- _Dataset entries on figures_
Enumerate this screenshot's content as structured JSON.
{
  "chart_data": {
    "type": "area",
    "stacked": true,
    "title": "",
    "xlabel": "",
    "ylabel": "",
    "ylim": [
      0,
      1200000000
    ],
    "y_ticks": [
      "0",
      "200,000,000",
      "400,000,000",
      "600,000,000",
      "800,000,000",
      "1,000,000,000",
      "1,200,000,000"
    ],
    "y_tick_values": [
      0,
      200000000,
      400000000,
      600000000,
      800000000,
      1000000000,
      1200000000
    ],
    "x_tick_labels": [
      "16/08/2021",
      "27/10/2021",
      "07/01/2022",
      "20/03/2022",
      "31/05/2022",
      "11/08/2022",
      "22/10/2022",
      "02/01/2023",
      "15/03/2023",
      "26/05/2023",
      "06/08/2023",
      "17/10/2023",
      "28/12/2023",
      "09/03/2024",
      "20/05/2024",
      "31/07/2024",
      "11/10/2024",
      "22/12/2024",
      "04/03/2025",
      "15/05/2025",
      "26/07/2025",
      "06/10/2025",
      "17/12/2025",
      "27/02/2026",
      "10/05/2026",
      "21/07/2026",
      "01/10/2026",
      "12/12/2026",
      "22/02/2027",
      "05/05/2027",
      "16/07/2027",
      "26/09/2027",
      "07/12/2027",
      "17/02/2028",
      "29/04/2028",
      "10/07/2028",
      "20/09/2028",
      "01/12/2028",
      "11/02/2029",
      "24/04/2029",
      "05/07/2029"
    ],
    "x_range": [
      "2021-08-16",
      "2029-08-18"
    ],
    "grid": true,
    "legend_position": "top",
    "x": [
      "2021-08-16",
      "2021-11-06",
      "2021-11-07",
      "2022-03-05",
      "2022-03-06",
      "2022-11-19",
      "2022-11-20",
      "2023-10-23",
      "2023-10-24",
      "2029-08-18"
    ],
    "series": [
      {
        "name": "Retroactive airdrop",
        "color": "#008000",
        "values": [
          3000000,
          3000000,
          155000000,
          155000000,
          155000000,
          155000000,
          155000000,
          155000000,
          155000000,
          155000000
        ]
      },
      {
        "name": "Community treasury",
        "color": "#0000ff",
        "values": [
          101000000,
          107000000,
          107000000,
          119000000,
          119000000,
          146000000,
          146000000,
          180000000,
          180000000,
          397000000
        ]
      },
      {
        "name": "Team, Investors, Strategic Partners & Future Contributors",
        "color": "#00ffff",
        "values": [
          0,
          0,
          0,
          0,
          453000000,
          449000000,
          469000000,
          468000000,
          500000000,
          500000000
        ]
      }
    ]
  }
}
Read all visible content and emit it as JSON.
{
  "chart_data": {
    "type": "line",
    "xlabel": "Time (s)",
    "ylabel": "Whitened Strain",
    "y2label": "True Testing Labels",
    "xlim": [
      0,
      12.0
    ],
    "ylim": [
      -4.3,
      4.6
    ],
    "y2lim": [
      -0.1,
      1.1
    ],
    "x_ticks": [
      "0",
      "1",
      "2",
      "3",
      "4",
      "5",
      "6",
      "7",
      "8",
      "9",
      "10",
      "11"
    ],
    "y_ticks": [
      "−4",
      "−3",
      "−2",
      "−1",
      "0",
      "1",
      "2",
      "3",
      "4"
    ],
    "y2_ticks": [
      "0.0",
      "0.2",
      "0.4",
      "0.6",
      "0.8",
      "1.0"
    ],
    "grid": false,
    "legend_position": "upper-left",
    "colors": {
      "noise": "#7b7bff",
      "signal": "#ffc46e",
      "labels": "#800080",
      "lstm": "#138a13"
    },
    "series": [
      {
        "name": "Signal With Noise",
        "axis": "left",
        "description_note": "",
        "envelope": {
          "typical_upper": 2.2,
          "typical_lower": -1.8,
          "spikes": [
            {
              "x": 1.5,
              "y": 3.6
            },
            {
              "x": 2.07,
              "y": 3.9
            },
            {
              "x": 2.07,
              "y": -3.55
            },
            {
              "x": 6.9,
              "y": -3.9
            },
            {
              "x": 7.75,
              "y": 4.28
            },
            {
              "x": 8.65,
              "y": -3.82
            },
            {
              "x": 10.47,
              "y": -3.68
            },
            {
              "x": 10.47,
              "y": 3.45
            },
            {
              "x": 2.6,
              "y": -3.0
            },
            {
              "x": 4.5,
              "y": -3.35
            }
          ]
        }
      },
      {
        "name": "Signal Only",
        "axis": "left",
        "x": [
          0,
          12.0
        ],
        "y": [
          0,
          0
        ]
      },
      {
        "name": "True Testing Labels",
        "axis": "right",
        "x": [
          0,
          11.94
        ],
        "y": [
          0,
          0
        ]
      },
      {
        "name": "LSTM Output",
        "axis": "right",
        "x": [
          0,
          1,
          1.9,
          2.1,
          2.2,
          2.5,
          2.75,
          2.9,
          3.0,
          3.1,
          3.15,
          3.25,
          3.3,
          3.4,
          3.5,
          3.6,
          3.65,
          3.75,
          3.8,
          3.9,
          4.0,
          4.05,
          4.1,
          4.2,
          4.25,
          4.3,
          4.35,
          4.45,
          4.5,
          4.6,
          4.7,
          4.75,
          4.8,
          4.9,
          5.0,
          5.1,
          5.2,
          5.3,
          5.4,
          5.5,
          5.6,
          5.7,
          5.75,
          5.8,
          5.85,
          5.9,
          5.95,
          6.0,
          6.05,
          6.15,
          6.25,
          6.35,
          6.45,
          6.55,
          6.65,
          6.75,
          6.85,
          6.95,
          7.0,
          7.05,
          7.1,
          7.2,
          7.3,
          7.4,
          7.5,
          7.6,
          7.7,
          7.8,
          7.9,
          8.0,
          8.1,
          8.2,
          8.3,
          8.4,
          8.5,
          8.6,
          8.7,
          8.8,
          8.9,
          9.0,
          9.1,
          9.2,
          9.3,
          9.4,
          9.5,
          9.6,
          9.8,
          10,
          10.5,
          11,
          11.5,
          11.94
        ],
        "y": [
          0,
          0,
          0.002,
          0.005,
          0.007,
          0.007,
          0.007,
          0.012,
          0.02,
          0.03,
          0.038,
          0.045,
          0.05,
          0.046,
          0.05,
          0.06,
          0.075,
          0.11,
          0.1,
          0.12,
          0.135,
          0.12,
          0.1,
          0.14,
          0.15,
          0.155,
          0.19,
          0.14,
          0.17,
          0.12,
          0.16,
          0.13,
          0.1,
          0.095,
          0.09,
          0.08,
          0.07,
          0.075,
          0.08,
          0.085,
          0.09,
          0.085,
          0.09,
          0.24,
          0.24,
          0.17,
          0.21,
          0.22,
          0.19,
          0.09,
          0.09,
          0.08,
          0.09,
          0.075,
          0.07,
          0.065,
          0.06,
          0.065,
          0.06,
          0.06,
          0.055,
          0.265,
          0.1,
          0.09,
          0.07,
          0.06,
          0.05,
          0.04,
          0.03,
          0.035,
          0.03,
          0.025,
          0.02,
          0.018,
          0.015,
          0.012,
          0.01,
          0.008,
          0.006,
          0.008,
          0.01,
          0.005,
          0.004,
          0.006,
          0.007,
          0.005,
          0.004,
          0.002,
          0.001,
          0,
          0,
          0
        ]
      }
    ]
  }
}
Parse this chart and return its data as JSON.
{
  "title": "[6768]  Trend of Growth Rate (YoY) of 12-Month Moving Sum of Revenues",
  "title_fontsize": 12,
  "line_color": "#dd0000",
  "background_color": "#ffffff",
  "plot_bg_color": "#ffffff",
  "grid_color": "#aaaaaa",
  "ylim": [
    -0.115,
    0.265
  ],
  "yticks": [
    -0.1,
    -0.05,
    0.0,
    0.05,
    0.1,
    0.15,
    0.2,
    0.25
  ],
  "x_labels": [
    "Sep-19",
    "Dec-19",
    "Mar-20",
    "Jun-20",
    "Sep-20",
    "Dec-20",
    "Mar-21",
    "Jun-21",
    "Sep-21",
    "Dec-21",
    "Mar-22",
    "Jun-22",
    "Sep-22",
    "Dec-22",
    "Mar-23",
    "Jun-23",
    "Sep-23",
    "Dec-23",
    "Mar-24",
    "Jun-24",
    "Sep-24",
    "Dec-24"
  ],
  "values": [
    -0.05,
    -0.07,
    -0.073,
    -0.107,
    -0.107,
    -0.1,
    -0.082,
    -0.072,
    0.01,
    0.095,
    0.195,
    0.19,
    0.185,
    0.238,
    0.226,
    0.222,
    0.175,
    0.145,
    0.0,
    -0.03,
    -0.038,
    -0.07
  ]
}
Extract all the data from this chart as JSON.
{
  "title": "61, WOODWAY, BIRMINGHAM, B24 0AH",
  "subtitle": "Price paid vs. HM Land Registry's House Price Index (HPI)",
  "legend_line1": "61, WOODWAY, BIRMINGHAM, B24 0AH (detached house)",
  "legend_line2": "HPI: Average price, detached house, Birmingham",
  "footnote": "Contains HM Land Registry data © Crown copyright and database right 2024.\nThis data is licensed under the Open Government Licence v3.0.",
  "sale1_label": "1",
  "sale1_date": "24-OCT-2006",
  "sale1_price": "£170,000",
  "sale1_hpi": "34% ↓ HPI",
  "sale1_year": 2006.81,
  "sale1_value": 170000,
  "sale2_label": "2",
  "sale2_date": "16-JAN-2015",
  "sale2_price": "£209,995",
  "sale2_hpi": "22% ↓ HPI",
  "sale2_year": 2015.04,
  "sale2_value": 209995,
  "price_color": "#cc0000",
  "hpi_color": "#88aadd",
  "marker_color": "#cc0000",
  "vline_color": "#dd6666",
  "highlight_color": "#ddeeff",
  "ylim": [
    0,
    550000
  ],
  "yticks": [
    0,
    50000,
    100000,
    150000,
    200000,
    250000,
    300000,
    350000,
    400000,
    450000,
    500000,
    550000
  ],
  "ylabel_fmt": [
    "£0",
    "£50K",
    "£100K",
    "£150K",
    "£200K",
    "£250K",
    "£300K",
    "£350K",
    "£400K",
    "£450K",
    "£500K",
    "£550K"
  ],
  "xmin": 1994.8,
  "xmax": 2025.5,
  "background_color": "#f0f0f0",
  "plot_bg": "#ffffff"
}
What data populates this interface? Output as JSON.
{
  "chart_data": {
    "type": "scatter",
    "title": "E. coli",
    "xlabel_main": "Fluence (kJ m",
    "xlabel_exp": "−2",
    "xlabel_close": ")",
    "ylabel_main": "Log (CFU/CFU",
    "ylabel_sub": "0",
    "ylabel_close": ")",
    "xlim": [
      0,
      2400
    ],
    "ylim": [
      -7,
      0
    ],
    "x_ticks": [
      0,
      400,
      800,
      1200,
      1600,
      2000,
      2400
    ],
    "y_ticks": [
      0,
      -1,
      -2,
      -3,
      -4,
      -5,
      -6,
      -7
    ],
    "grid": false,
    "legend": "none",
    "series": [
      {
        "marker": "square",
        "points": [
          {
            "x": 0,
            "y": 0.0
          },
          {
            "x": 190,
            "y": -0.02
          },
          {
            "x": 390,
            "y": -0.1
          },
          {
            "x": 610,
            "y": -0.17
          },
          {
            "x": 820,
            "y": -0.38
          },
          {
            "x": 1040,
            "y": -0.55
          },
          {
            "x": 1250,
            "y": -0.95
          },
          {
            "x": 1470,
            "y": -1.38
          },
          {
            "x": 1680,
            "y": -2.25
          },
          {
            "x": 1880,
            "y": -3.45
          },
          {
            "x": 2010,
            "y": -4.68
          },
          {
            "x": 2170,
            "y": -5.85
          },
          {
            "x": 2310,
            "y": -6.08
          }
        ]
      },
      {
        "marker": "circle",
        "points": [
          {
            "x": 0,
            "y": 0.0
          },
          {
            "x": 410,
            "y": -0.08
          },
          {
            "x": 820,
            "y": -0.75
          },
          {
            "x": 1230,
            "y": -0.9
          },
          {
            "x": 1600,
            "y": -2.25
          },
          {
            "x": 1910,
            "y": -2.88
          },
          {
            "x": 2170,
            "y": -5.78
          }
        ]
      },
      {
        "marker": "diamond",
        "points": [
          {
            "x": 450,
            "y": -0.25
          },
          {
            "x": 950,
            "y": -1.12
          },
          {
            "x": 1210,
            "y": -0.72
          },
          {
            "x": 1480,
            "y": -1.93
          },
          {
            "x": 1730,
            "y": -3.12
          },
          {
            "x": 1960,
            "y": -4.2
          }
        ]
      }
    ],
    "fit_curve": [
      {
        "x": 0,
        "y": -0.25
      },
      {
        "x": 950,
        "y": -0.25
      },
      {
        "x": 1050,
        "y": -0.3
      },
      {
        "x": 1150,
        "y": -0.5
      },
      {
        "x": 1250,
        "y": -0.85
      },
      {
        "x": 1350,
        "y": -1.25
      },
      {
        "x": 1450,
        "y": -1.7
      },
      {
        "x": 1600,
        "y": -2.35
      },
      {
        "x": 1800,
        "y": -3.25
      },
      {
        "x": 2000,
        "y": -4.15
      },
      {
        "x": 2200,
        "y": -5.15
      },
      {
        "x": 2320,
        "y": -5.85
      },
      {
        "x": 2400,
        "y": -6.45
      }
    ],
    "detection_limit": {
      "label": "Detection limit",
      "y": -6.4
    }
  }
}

- _Work to do_
Scan the records for the string "content". Copy each line in which it appears.

- _Answer for this exercise_
Enumerate this screenshot's content as structured JSON.
Read all visible content and emit it as JSON.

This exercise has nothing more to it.